=== TASK INSTRUCTIONS ===
Copy the lines holding the word "What", all of them.

+++ TASK DATA +++

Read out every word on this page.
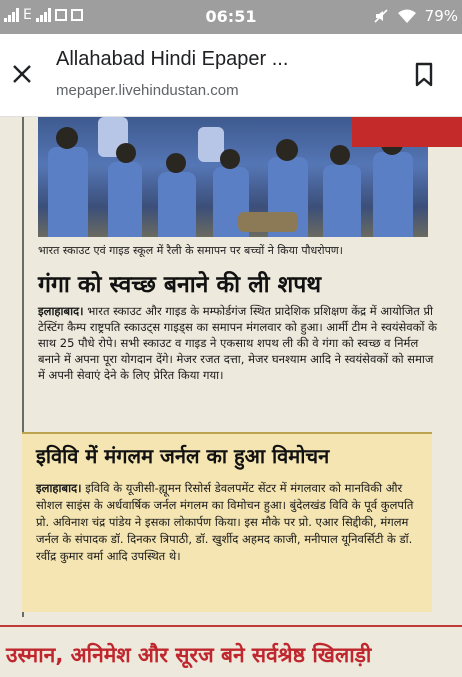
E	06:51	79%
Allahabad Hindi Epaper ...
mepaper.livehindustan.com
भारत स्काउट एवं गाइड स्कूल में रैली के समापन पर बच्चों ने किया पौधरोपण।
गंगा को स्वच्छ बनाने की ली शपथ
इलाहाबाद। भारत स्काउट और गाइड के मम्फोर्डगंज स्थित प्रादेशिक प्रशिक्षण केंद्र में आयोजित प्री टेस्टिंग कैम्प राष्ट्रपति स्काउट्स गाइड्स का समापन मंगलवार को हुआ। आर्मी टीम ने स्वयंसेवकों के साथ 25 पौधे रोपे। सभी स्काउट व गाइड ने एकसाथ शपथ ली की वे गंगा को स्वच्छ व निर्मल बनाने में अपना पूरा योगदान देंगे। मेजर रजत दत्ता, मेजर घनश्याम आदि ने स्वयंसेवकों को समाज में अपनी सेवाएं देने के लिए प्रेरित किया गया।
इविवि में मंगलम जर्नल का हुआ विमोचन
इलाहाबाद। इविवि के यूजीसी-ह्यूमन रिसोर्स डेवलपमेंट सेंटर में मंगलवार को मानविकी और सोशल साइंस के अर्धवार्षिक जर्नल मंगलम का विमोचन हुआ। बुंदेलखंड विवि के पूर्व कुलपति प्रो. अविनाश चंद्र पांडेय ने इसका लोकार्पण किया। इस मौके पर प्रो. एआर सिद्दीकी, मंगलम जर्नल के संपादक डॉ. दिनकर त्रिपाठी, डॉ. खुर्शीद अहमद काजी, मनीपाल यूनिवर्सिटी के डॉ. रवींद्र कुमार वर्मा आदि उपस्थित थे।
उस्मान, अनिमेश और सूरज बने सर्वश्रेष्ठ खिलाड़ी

+++
+++ TASK DATA +++

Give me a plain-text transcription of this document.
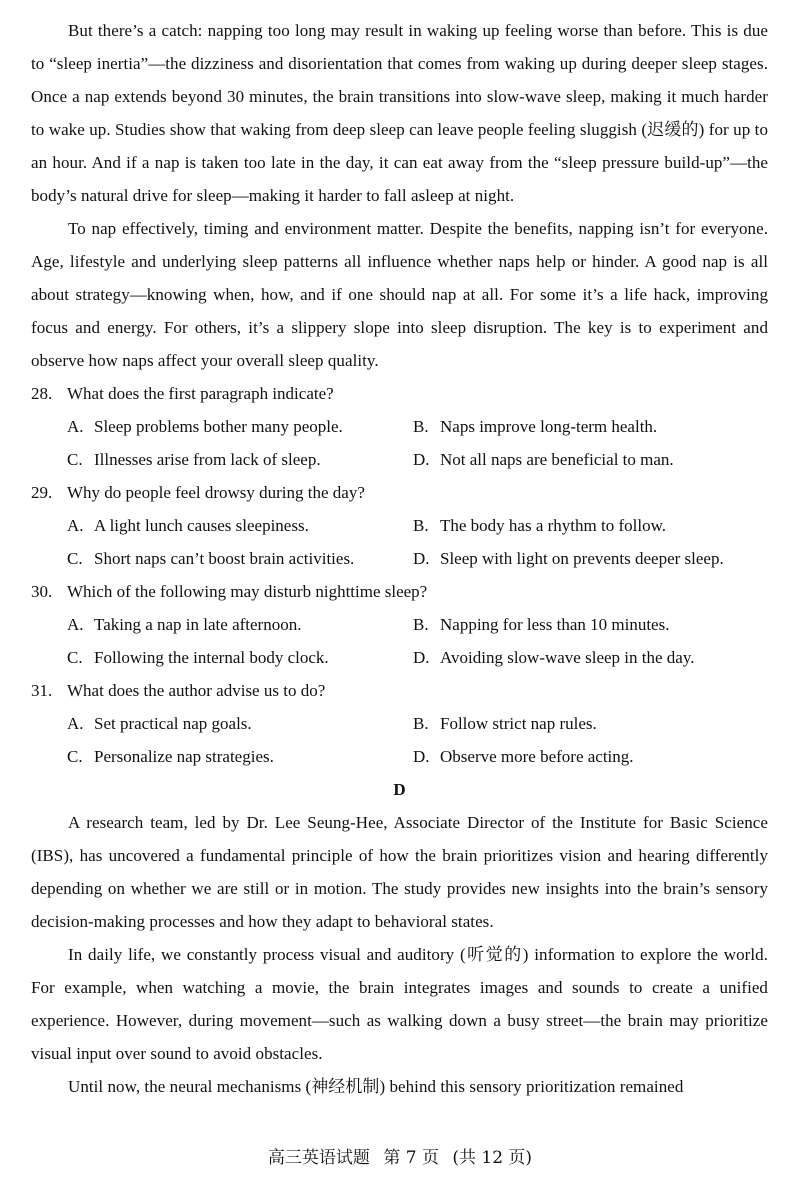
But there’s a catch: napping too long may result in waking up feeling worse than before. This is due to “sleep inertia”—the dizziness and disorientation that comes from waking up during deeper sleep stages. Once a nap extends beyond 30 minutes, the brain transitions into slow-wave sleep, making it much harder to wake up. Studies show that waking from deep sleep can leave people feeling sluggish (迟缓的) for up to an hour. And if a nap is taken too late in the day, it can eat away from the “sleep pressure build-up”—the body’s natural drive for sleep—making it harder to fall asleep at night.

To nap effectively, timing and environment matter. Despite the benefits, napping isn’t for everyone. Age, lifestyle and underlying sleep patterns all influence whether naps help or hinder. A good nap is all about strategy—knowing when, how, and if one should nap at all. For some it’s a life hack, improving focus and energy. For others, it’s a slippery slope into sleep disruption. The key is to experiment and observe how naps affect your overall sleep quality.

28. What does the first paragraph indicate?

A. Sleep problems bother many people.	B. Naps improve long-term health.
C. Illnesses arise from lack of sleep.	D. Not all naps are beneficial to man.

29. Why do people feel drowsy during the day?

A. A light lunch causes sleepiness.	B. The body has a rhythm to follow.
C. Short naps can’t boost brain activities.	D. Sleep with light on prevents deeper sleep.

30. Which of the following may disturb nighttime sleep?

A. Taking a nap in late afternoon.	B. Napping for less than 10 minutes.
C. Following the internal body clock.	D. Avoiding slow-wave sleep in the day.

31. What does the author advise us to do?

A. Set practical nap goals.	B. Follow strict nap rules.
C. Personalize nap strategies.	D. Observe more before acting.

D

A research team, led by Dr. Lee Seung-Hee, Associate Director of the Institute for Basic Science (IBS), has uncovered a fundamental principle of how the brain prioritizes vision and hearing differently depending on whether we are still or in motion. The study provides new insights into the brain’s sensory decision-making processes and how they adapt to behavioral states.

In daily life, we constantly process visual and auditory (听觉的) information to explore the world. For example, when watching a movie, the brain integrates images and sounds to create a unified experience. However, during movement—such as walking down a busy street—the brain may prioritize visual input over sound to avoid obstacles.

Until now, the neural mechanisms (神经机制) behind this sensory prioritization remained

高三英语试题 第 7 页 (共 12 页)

+++
+++ TASK DATA +++

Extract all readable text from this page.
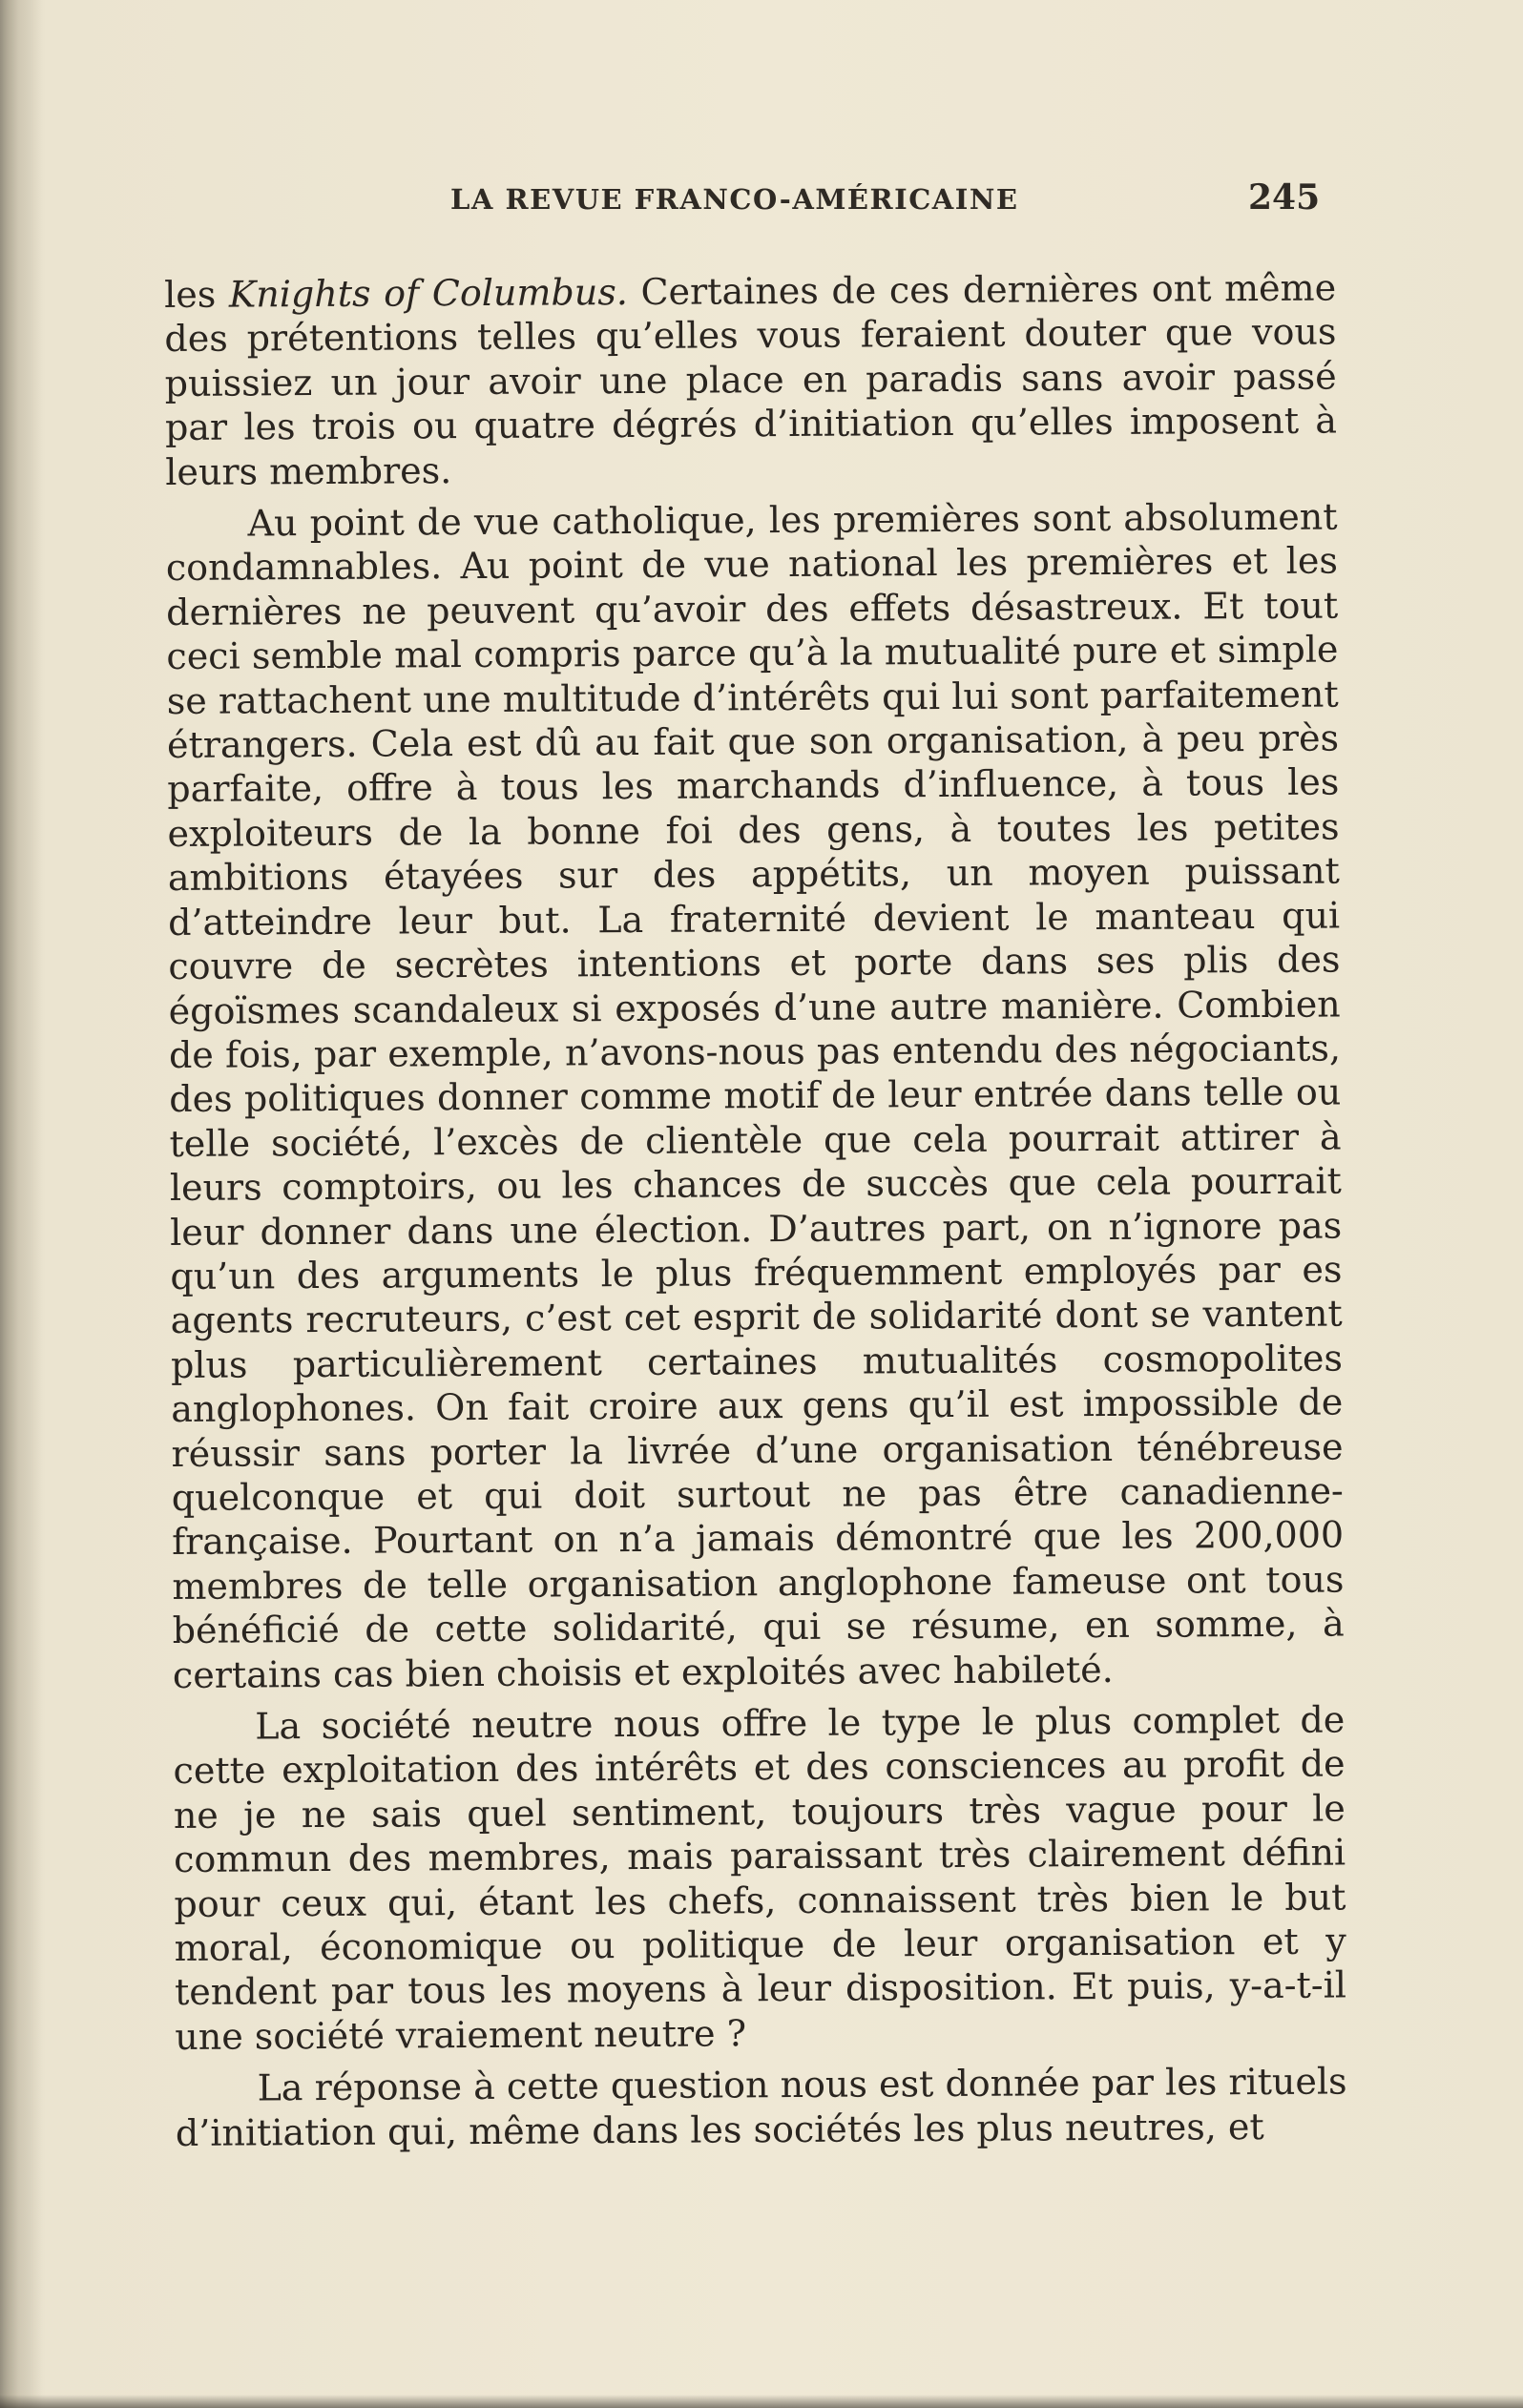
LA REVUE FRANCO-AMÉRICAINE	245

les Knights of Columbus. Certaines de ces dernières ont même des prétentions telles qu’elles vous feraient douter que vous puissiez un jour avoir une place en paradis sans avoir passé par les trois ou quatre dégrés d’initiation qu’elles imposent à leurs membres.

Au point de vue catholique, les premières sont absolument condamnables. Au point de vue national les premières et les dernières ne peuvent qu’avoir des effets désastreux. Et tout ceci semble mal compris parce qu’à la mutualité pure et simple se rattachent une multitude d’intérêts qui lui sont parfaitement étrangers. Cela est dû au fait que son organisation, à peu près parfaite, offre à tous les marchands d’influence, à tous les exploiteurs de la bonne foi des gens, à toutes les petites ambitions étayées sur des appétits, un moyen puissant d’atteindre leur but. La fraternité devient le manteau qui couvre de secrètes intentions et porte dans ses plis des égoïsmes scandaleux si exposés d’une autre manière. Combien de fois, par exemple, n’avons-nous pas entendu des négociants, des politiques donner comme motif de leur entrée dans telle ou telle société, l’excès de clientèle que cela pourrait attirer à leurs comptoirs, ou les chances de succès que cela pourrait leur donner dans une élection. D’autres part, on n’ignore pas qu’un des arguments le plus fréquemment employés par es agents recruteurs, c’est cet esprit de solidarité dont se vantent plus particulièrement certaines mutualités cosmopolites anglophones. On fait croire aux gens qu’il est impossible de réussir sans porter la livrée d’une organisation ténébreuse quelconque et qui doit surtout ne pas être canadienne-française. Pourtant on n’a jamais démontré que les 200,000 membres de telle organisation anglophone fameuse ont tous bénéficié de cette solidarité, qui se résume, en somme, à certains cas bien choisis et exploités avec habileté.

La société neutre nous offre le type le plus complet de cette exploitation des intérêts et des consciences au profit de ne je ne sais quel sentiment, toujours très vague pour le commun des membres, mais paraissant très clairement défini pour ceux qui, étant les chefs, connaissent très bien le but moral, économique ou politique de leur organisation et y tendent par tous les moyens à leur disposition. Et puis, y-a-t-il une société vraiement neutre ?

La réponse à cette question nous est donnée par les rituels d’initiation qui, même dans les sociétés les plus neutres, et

+++

=== SOLVED PROBLEM ===
28. What does the first paragraph indicate?
31. What does the author advise us to do?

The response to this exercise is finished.